▶ **Data in this exercise**

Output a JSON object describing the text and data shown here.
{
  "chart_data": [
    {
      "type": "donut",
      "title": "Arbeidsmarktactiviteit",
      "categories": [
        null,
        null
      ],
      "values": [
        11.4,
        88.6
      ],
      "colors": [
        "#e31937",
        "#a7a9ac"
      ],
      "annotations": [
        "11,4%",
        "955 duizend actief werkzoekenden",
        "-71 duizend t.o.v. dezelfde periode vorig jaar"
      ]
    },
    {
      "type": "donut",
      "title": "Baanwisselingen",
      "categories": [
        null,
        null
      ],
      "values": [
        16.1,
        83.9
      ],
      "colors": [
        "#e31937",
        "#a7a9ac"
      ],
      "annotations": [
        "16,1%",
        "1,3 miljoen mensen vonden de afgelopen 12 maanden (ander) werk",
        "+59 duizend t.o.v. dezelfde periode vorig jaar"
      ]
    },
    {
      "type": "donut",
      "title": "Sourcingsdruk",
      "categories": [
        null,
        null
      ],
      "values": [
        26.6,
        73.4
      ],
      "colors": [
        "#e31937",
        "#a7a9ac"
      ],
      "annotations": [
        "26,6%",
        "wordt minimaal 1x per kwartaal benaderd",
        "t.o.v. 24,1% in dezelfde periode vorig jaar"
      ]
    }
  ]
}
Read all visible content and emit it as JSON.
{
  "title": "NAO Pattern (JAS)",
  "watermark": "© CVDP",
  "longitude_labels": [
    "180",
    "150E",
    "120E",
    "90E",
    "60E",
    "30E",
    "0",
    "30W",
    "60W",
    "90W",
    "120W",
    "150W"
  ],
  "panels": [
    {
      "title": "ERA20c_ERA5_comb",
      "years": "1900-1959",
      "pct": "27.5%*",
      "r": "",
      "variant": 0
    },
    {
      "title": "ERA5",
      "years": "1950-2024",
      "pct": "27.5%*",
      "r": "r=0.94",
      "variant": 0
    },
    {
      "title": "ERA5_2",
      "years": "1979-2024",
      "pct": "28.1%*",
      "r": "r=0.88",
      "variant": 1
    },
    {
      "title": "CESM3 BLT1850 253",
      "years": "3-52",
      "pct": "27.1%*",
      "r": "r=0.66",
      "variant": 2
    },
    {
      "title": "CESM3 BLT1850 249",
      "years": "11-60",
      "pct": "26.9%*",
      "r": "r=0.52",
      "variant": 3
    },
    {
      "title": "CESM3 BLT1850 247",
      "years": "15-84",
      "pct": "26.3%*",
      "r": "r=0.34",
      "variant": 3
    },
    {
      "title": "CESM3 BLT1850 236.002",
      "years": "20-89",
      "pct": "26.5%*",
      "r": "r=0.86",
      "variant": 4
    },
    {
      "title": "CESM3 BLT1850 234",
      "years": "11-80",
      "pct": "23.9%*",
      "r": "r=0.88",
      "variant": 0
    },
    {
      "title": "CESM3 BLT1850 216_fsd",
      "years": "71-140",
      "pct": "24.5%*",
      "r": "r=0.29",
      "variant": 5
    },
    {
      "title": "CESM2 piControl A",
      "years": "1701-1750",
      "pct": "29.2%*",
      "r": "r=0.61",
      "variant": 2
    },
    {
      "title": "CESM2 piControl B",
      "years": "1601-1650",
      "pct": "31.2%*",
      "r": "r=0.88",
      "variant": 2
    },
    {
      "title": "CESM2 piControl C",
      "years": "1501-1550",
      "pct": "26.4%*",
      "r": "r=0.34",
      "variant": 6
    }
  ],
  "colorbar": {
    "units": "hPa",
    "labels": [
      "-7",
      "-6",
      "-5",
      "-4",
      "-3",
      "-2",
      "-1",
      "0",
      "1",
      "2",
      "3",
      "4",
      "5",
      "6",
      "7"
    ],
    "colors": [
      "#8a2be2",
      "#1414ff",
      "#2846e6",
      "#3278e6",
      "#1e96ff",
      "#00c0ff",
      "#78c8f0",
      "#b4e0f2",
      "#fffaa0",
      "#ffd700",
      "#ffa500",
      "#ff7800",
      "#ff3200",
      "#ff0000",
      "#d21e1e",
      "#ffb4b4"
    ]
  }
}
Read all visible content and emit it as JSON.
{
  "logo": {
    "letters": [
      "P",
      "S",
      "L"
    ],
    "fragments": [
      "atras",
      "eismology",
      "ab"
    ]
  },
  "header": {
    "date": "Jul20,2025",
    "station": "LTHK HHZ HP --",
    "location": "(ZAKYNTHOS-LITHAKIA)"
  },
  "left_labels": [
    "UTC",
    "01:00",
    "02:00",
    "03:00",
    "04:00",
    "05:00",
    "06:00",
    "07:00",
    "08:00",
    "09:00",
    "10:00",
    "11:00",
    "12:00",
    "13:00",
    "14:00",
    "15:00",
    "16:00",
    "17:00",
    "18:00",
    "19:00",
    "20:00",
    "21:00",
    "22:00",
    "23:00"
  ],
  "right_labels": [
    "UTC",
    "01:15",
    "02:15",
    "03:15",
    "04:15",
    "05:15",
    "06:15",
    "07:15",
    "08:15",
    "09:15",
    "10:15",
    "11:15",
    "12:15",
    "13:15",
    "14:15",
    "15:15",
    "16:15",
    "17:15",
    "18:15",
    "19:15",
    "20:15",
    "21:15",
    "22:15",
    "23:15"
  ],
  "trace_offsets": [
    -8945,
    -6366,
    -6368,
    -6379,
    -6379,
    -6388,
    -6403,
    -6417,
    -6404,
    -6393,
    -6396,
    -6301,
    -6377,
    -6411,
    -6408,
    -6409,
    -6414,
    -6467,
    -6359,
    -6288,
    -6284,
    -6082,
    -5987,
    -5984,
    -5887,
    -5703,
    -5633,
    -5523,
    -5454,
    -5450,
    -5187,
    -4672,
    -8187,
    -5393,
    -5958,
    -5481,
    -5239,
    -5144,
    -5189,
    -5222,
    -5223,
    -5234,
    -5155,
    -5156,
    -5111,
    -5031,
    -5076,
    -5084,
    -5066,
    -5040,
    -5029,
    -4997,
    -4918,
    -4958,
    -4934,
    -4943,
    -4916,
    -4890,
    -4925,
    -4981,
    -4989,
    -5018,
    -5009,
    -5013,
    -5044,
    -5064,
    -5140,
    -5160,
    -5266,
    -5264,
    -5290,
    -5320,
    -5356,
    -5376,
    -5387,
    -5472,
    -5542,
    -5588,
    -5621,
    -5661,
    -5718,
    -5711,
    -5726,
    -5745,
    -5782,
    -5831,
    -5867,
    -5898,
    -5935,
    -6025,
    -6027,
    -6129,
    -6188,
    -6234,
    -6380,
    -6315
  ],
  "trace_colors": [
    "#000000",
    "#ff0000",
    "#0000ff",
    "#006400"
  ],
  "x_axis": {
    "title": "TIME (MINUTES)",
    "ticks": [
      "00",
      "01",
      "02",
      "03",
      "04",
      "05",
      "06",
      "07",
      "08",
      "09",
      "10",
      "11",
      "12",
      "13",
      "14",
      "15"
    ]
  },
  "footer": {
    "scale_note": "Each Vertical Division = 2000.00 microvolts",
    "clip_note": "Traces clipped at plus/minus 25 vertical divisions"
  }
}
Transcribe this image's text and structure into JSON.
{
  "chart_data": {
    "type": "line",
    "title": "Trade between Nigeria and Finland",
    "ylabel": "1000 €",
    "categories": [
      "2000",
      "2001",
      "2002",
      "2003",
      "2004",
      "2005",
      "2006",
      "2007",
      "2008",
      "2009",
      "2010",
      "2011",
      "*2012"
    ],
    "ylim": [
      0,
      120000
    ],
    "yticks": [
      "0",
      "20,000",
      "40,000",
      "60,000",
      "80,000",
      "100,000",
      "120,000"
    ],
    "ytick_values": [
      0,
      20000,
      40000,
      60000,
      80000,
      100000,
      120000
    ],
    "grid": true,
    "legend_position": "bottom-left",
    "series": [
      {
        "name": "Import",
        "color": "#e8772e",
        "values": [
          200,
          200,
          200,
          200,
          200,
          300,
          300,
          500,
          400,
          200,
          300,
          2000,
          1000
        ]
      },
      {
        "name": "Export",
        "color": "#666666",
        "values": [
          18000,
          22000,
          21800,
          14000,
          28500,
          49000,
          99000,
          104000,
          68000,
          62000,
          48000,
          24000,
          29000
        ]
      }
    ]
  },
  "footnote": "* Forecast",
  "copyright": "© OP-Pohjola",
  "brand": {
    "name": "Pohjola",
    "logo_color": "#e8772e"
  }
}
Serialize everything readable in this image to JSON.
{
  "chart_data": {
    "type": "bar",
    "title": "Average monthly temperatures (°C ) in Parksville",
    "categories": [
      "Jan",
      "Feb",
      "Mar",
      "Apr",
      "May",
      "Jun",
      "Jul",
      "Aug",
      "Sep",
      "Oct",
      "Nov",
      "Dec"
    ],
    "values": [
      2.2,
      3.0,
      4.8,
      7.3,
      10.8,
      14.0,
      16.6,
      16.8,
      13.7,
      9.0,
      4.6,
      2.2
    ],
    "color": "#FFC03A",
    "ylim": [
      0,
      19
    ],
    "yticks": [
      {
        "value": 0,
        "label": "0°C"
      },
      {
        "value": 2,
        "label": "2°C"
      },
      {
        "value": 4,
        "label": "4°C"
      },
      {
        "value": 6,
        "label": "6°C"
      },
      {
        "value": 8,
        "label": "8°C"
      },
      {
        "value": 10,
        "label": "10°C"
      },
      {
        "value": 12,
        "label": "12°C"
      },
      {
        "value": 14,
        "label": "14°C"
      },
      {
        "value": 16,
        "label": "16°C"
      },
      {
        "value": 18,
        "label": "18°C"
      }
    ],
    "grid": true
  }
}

▶ **Aim of the exercise**
Find all the lines containing "piControl" in the material, then copy them.

▶ **Solution below**
      "title": "CESM2 piControl A",
      "title": "CESM2 piControl B",
      "title": "CESM2 piControl C",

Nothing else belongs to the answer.